▶ _RECORDED DATA_
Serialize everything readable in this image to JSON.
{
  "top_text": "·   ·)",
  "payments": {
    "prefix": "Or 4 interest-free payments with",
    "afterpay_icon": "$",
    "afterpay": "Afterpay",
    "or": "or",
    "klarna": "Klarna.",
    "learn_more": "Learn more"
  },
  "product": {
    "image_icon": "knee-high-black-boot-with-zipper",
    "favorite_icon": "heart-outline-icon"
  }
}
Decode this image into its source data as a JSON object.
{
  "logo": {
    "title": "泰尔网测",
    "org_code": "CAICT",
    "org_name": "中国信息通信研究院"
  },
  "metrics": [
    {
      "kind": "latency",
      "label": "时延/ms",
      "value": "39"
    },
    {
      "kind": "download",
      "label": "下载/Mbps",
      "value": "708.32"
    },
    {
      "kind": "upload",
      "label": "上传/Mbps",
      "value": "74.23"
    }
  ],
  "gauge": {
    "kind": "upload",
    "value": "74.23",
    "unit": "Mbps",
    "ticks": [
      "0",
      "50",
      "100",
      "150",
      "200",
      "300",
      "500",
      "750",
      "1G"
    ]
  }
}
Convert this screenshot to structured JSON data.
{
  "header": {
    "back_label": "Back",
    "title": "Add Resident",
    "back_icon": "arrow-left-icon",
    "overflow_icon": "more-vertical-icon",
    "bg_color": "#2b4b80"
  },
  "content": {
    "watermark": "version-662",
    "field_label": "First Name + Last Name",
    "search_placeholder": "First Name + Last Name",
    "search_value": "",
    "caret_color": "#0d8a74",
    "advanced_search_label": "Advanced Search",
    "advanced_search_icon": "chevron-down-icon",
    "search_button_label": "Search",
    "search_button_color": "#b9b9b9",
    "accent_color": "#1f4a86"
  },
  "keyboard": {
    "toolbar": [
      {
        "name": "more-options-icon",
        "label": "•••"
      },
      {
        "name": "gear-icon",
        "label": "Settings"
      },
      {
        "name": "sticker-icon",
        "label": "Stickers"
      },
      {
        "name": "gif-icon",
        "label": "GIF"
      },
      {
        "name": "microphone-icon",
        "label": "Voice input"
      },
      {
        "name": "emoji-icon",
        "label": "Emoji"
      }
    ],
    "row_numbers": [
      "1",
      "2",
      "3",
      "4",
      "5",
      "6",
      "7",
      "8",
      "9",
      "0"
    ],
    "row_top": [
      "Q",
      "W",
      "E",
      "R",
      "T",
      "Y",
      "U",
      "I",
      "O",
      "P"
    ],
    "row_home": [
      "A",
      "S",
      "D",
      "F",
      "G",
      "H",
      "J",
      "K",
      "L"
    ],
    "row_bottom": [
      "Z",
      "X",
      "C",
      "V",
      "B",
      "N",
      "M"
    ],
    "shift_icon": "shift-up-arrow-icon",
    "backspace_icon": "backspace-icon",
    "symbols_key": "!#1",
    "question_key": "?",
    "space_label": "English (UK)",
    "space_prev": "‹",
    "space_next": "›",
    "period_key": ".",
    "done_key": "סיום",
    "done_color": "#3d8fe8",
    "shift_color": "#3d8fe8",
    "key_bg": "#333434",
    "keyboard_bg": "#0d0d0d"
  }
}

▶ _WORK INSTRUCTIONS_
Each line in the data that holds the string "JSON" should be found and copied.

▶ _SOLUTION TO THIS EXERCISE_
Serialize everything readable in this image to JSON.
Decode this image into its source data as a JSON object.
Convert this screenshot to structured JSON data.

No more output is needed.